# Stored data
· · ·
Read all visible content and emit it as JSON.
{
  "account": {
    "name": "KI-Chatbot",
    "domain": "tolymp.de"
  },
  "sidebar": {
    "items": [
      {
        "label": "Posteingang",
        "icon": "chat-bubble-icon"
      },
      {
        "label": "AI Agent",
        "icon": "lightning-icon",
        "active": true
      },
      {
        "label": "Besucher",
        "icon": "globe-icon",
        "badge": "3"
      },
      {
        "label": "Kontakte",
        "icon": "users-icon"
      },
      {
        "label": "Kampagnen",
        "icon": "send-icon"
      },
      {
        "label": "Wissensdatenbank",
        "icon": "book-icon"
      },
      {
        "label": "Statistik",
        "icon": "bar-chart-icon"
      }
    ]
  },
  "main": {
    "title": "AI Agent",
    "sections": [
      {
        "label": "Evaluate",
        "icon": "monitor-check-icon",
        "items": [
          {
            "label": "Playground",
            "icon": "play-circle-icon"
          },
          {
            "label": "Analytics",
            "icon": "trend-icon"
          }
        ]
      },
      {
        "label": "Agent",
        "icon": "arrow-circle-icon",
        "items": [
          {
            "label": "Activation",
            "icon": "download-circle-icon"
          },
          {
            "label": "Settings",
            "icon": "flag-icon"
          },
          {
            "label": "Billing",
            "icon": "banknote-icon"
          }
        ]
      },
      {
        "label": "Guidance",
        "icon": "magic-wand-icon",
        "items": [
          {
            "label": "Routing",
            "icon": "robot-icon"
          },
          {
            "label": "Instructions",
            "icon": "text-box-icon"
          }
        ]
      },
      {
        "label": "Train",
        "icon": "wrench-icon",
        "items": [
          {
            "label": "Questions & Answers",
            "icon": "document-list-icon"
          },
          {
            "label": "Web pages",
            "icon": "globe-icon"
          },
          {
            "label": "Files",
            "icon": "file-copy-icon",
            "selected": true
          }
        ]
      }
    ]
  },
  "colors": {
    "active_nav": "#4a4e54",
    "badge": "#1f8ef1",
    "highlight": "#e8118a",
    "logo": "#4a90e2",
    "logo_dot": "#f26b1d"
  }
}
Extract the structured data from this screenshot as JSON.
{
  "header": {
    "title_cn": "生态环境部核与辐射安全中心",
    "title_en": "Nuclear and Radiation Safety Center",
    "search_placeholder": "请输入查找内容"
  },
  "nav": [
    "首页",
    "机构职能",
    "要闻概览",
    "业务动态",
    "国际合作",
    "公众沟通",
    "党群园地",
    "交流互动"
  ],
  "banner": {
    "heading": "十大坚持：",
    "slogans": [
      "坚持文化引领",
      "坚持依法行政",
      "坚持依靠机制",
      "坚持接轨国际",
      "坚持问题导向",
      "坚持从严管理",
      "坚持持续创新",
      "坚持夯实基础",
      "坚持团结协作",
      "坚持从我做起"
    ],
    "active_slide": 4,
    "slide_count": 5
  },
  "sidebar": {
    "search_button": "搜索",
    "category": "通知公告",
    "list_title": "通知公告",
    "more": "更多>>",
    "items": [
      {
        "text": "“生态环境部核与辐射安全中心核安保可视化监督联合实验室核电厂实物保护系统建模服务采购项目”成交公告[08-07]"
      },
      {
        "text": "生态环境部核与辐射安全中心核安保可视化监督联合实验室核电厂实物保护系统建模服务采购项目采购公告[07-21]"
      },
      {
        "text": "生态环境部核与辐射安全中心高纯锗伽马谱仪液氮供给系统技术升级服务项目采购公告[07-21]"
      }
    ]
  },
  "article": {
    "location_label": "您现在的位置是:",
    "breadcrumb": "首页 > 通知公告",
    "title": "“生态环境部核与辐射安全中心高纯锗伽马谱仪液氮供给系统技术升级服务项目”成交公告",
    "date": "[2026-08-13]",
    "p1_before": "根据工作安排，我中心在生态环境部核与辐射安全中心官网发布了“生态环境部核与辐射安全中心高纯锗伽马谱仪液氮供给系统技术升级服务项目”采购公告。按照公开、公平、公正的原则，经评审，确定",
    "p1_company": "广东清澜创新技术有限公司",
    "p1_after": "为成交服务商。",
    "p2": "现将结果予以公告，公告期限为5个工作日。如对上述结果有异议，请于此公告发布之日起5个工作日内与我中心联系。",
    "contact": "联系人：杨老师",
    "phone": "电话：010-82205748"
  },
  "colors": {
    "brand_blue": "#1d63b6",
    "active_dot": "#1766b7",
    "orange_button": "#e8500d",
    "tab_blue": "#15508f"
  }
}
· · ·
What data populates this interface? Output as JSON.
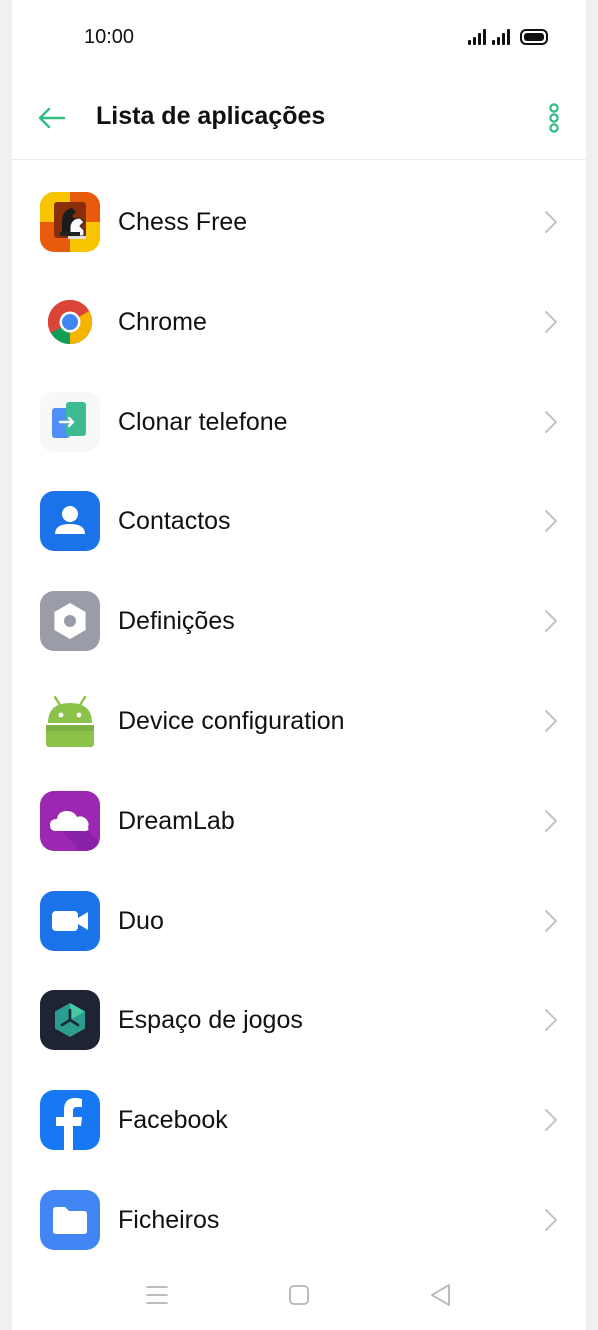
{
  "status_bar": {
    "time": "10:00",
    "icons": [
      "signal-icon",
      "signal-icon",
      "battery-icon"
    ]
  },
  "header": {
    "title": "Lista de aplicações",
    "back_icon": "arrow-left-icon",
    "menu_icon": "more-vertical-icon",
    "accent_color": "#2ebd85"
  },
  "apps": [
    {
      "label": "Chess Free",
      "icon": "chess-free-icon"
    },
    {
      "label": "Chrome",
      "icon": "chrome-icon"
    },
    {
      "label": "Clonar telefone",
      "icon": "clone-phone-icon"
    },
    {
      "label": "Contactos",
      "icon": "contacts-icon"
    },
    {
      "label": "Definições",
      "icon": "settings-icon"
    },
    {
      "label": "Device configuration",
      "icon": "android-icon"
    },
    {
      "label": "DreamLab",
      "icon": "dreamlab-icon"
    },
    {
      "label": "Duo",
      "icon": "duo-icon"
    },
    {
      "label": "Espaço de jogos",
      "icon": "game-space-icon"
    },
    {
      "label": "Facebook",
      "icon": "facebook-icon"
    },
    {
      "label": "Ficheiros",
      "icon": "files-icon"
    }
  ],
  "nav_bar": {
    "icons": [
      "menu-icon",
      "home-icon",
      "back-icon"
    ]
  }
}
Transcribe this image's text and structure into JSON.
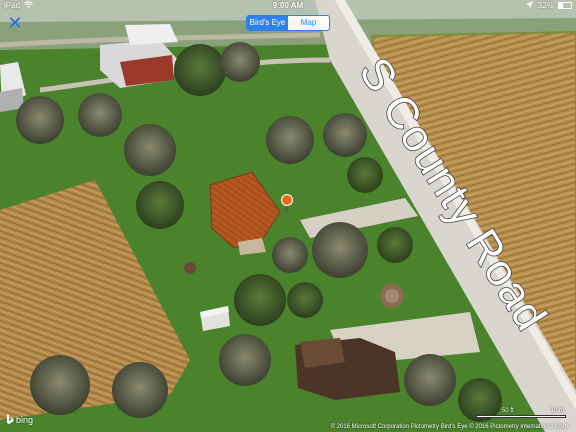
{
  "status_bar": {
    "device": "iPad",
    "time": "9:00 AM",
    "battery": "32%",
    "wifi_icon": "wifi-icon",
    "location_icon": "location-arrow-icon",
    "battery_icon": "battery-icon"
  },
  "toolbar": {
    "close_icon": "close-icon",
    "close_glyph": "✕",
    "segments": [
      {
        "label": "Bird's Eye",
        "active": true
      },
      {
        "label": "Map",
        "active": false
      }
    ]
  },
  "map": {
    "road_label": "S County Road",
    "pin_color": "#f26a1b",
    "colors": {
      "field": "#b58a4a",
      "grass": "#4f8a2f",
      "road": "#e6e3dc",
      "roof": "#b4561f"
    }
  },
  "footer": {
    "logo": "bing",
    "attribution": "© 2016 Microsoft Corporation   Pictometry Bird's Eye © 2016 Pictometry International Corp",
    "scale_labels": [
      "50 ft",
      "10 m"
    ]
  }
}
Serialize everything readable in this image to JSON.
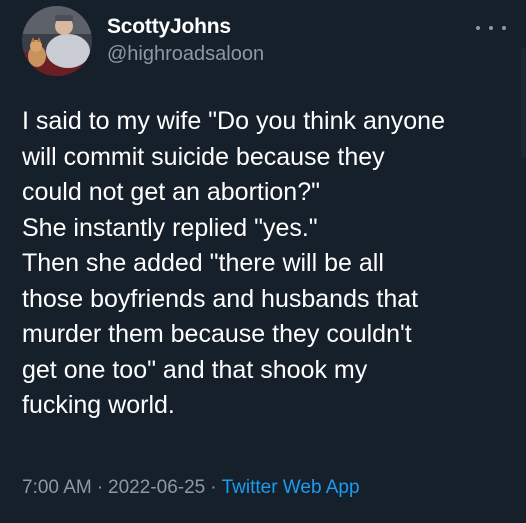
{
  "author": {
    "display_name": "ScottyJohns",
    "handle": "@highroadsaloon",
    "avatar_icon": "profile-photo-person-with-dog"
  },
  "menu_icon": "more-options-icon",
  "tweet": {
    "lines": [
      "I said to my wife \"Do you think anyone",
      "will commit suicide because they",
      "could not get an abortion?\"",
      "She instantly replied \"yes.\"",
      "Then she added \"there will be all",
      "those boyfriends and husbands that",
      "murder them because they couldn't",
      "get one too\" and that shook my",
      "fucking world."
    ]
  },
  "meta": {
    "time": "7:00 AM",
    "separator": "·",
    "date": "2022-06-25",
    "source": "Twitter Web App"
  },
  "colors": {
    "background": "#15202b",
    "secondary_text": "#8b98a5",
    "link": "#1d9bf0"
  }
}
· · ·
# TO BE DONE
Pull every line containing "arrow" from the data.

# EXPECTED ANSWER
        "icon": "arrow-circle-icon",
    "back_icon": "arrow-left-icon",
    "location_icon": "location-arrow-icon",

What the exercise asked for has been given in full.